- Directions for this task: Please give the data below again in full, exactly as it stands.

- Supplied material:
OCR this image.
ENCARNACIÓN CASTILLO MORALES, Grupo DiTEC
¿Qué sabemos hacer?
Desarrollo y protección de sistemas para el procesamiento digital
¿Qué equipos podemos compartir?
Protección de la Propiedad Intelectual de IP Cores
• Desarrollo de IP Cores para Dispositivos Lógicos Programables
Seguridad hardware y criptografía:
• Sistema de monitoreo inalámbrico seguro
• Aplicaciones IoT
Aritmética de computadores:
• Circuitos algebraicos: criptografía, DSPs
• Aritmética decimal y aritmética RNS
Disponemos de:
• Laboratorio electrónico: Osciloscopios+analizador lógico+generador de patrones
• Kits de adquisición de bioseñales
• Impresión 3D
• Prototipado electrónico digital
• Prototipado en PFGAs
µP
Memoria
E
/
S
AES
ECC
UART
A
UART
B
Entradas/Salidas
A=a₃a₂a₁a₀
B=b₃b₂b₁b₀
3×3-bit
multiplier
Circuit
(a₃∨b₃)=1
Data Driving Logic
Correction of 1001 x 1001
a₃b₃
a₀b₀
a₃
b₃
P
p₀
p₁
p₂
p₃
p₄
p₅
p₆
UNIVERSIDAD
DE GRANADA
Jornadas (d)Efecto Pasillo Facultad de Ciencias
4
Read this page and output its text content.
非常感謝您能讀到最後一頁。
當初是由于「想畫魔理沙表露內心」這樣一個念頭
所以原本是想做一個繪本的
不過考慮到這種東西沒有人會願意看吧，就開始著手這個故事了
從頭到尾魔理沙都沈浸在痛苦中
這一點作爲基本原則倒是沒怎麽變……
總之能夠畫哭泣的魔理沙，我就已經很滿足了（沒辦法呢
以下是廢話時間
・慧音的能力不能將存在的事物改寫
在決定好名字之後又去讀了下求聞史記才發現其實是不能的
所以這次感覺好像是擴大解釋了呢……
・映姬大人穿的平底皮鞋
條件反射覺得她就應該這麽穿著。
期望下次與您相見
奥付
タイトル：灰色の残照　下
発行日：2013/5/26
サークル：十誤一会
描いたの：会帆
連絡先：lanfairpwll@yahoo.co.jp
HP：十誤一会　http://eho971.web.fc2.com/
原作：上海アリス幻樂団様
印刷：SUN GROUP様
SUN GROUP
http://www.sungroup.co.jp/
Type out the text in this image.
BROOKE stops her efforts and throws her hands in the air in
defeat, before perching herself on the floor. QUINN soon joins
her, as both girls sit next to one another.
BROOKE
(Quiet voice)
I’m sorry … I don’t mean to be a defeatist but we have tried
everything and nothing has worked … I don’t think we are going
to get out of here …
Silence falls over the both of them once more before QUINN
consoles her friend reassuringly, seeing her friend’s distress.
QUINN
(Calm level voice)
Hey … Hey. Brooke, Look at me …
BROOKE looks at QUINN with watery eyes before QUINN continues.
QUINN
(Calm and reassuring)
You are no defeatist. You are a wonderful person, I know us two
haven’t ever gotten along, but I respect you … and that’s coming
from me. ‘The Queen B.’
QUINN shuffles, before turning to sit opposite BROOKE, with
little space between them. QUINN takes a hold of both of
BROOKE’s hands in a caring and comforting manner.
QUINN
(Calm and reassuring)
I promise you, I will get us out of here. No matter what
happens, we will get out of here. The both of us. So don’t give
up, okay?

- Solved problem:
OCR this image.
ENCARNACIÓN CASTILLO MORALES, Grupo DiTEC
¿Qué sabemos hacer?
Desarrollo y protección de sistemas para el procesamiento digital
¿Qué equipos podemos compartir?
Protección de la Propiedad Intelectual de IP Cores
• Desarrollo de IP Cores para Dispositivos Lógicos Programables
Seguridad hardware y criptografía:
• Sistema de monitoreo inalámbrico seguro
• Aplicaciones IoT
Aritmética de computadores:
• Circuitos algebraicos: criptografía, DSPs
• Aritmética decimal y aritmética RNS
Disponemos de:
• Laboratorio electrónico: Osciloscopios+analizador lógico+generador de patrones
• Kits de adquisición de bioseñales
• Impresión 3D
• Prototipado electrónico digital
• Prototipado en PFGAs
µP
Memoria
E
/
S
AES
ECC
UART
A
UART
B
Entradas/Salidas
A=a₃a₂a₁a₀
B=b₃b₂b₁b₀
3×3-bit
multiplier
Circuit
(a₃∨b₃)=1
Data Driving Logic
Correction of 1001 x 1001
a₃b₃
a₀b₀
a₃
b₃
P
p₀
p₁
p₂
p₃
p₄
p₅
p₆
UNIVERSIDAD
DE GRANADA
Jornadas (d)Efecto Pasillo Facultad de Ciencias
4
Read this page and output its text content.
非常感謝您能讀到最後一頁。
當初是由于「想畫魔理沙表露內心」這樣一個念頭
所以原本是想做一個繪本的
不過考慮到這種東西沒有人會願意看吧，就開始著手這個故事了
從頭到尾魔理沙都沈浸在痛苦中
這一點作爲基本原則倒是沒怎麽變……
總之能夠畫哭泣的魔理沙，我就已經很滿足了（沒辦法呢
以下是廢話時間
・慧音的能力不能將存在的事物改寫
在決定好名字之後又去讀了下求聞史記才發現其實是不能的
所以這次感覺好像是擴大解釋了呢……
・映姬大人穿的平底皮鞋
條件反射覺得她就應該這麽穿著。
期望下次與您相見
奥付
タイトル：灰色の残照　下
発行日：2013/5/26
サークル：十誤一会
描いたの：会帆
連絡先：lanfairpwll@yahoo.co.jp
HP：十誤一会　http://eho971.web.fc2.com/
原作：上海アリス幻樂団様
印刷：SUN GROUP様
SUN GROUP
http://www.sungroup.co.jp/
Type out the text in this image.
BROOKE stops her efforts and throws her hands in the air in
defeat, before perching herself on the floor. QUINN soon joins
her, as both girls sit next to one another.
BROOKE
(Quiet voice)
I’m sorry … I don’t mean to be a defeatist but we have tried
everything and nothing has worked … I don’t think we are going
to get out of here …
Silence falls over the both of them once more before QUINN
consoles her friend reassuringly, seeing her friend’s distress.
QUINN
(Calm level voice)
Hey … Hey. Brooke, Look at me …
BROOKE looks at QUINN with watery eyes before QUINN continues.
QUINN
(Calm and reassuring)
You are no defeatist. You are a wonderful person, I know us two
haven’t ever gotten along, but I respect you … and that’s coming
from me. ‘The Queen B.’
QUINN shuffles, before turning to sit opposite BROOKE, with
little space between them. QUINN takes a hold of both of
BROOKE’s hands in a caring and comforting manner.
QUINN
(Calm and reassuring)
I promise you, I will get us out of here. No matter what
happens, we will get out of here. The both of us. So don’t give
up, okay?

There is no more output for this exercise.